* Goal of the exercise
Repeat the material word for word, starting at its very first line and ending with the line that contains "footer-left: 12 (89, 1551, 97, 1558)". Include both of those lines.

* Source data
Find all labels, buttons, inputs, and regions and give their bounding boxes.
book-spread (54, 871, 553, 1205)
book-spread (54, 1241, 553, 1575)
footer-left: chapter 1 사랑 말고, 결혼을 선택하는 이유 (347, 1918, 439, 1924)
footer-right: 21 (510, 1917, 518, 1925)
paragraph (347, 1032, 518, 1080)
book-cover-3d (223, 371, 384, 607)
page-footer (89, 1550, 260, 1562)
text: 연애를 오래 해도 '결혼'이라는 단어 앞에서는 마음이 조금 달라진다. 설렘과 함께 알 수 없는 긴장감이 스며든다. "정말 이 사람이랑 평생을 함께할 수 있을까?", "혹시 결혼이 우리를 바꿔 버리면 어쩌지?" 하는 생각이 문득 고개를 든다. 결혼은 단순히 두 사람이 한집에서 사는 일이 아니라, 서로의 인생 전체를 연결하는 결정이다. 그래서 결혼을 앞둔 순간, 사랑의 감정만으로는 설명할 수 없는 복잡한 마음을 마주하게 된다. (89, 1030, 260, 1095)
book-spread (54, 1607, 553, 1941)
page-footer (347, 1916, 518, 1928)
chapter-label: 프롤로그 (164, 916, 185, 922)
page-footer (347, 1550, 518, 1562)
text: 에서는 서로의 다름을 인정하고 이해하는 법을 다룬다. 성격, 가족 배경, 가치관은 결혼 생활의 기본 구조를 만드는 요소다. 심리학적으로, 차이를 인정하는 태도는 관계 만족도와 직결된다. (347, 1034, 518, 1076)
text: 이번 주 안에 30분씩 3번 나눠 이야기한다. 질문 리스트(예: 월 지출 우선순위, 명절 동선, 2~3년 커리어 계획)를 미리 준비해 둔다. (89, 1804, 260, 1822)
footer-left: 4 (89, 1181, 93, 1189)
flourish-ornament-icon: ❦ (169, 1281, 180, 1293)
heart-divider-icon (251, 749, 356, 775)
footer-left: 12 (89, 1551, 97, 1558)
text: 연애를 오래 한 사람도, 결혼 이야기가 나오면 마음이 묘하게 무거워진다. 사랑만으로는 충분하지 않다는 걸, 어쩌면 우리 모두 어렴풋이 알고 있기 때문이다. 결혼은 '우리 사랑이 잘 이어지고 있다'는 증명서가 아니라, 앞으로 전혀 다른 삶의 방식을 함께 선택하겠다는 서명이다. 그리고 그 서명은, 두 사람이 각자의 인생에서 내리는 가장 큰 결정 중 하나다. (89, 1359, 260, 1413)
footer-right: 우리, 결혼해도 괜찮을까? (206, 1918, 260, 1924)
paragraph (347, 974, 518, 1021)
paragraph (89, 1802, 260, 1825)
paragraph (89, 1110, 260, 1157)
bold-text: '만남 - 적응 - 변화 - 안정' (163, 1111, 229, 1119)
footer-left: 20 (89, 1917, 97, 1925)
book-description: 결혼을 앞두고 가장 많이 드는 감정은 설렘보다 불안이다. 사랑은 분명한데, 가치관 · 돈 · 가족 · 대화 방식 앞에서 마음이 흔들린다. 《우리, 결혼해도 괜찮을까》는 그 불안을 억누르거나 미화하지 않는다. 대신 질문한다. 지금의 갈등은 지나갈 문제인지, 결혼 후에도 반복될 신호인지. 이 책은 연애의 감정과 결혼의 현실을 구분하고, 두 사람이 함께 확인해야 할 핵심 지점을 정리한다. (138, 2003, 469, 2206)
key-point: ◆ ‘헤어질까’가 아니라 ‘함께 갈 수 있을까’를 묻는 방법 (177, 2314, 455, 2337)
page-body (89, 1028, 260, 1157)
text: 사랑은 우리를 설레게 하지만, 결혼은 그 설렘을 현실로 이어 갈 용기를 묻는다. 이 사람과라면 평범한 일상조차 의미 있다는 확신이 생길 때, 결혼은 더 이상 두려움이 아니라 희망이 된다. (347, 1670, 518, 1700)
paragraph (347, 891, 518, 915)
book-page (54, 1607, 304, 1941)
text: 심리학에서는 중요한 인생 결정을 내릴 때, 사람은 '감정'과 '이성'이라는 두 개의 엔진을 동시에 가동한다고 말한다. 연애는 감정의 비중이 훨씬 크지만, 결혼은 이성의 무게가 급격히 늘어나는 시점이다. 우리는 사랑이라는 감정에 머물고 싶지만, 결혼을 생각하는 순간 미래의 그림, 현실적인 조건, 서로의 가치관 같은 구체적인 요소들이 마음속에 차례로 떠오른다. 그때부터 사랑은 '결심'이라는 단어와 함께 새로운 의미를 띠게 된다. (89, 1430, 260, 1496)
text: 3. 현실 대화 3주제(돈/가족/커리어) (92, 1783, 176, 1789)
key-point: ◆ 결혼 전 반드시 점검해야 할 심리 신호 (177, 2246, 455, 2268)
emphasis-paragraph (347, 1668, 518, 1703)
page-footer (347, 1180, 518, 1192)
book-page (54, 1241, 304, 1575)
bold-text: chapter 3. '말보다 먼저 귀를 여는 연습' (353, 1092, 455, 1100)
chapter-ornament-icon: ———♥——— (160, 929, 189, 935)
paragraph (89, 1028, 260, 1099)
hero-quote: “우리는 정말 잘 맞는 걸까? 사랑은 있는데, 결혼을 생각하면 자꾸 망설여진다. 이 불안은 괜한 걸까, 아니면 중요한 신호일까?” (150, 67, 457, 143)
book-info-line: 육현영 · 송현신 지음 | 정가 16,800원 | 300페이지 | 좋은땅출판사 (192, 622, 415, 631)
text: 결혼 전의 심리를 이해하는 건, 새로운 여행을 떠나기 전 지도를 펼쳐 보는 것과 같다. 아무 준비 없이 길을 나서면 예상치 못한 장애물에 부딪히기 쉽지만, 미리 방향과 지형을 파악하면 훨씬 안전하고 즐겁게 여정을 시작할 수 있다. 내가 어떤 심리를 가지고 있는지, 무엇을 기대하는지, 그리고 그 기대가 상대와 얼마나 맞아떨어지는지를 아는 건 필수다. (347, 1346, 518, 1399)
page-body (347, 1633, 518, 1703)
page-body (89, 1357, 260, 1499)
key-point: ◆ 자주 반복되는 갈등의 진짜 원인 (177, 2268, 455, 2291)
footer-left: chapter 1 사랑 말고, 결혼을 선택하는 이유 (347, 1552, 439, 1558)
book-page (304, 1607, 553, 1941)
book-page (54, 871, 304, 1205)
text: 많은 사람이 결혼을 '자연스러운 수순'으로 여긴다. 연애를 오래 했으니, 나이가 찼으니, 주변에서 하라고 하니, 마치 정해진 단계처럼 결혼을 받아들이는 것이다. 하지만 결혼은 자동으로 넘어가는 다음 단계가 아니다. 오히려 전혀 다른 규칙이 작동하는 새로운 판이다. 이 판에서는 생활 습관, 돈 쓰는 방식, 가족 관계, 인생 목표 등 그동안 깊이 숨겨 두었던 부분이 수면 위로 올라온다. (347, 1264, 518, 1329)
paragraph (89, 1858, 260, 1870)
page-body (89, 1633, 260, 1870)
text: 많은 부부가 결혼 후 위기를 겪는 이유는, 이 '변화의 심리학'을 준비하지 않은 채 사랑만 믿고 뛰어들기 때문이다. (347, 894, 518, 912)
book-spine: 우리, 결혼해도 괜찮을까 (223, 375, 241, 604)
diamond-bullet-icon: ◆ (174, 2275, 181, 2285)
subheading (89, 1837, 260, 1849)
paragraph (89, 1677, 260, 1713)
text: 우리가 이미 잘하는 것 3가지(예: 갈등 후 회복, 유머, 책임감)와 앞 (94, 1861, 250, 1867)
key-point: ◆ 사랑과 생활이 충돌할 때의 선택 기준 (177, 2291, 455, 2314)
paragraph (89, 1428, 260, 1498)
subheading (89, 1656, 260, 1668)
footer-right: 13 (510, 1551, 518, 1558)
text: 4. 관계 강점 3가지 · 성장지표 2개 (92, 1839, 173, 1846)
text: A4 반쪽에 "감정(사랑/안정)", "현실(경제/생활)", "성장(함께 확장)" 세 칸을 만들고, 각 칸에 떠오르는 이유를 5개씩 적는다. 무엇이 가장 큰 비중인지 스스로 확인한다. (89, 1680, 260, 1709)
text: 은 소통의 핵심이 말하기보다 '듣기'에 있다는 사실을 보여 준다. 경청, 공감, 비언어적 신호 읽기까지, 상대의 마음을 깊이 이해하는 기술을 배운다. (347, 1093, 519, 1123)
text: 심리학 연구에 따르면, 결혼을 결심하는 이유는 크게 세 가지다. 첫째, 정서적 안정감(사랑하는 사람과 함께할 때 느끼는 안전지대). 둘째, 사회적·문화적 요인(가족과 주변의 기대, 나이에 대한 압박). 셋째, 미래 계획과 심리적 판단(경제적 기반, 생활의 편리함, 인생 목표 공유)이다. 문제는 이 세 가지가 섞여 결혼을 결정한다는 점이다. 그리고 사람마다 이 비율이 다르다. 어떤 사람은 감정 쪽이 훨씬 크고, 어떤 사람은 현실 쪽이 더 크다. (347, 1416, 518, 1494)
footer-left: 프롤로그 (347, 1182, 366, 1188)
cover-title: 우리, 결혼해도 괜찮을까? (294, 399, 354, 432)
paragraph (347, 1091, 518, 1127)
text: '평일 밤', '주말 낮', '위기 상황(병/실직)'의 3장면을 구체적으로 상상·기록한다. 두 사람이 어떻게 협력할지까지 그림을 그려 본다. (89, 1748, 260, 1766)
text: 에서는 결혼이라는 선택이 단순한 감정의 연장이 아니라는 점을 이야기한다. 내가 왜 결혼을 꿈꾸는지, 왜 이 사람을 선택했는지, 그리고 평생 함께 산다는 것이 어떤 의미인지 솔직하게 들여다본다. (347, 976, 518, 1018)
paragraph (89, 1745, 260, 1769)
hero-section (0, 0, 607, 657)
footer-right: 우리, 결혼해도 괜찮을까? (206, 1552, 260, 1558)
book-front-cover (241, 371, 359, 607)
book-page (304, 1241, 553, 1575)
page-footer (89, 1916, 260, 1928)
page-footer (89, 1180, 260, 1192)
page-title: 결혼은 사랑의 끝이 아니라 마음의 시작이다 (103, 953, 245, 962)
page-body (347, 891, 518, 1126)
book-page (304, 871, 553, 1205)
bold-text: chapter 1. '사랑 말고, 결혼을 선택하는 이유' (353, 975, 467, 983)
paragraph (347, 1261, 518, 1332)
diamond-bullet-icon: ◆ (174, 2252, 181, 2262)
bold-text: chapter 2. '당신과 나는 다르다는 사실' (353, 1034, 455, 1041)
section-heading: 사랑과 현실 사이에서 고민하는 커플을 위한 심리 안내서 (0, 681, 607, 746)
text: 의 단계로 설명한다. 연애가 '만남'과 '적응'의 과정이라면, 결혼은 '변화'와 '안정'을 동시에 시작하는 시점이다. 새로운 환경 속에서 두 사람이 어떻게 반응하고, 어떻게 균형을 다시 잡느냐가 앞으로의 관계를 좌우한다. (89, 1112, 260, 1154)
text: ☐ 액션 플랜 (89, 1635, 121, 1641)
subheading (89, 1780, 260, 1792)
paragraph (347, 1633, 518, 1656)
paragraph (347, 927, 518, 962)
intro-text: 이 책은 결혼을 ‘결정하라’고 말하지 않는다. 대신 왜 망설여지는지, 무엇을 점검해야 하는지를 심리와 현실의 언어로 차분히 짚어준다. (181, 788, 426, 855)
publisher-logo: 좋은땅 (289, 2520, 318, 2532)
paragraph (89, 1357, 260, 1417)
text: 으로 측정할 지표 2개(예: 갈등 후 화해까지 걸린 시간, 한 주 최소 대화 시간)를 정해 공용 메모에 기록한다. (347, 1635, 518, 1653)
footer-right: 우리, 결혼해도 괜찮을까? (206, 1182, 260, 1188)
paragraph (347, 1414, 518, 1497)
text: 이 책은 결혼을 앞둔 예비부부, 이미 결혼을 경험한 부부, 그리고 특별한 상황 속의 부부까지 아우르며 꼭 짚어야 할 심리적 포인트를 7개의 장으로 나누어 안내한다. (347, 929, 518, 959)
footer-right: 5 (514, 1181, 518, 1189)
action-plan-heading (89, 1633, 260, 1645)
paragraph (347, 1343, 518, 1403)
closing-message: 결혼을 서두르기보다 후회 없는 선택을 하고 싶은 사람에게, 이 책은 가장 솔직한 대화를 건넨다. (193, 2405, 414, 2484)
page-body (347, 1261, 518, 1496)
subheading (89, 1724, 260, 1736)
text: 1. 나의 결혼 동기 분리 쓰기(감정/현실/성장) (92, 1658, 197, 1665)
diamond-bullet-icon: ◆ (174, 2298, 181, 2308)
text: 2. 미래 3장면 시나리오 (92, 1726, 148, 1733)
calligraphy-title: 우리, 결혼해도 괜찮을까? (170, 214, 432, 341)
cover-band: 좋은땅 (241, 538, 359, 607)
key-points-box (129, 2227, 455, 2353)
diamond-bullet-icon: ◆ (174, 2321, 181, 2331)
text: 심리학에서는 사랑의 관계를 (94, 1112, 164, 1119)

* Task solution
Find all labels, buttons, inputs, and regions and give their bounding boxes.
book-spread (54, 871, 553, 1205)
book-spread (54, 1241, 553, 1575)
footer-left: chapter 1 사랑 말고, 결혼을 선택하는 이유 (347, 1918, 439, 1924)
footer-right: 21 (510, 1917, 518, 1925)
paragraph (347, 1032, 518, 1080)
book-cover-3d (223, 371, 384, 607)
page-footer (89, 1550, 260, 1562)
text: 연애를 오래 해도 '결혼'이라는 단어 앞에서는 마음이 조금 달라진다. 설렘과 함께 알 수 없는 긴장감이 스며든다. "정말 이 사람이랑 평생을 함께할 수 있을까?", "혹시 결혼이 우리를 바꿔 버리면 어쩌지?" 하는 생각이 문득 고개를 든다. 결혼은 단순히 두 사람이 한집에서 사는 일이 아니라, 서로의 인생 전체를 연결하는 결정이다. 그래서 결혼을 앞둔 순간, 사랑의 감정만으로는 설명할 수 없는 복잡한 마음을 마주하게 된다. (89, 1030, 260, 1095)
book-spread (54, 1607, 553, 1941)
page-footer (347, 1916, 518, 1928)
chapter-label: 프롤로그 (164, 916, 185, 922)
page-footer (347, 1550, 518, 1562)
text: 에서는 서로의 다름을 인정하고 이해하는 법을 다룬다. 성격, 가족 배경, 가치관은 결혼 생활의 기본 구조를 만드는 요소다. 심리학적으로, 차이를 인정하는 태도는 관계 만족도와 직결된다. (347, 1034, 518, 1076)
text: 이번 주 안에 30분씩 3번 나눠 이야기한다. 질문 리스트(예: 월 지출 우선순위, 명절 동선, 2~3년 커리어 계획)를 미리 준비해 둔다. (89, 1804, 260, 1822)
footer-left: 4 (89, 1181, 93, 1189)
flourish-ornament-icon: ❦ (169, 1281, 180, 1293)
heart-divider-icon (251, 749, 356, 775)
footer-left: 12 (89, 1551, 97, 1558)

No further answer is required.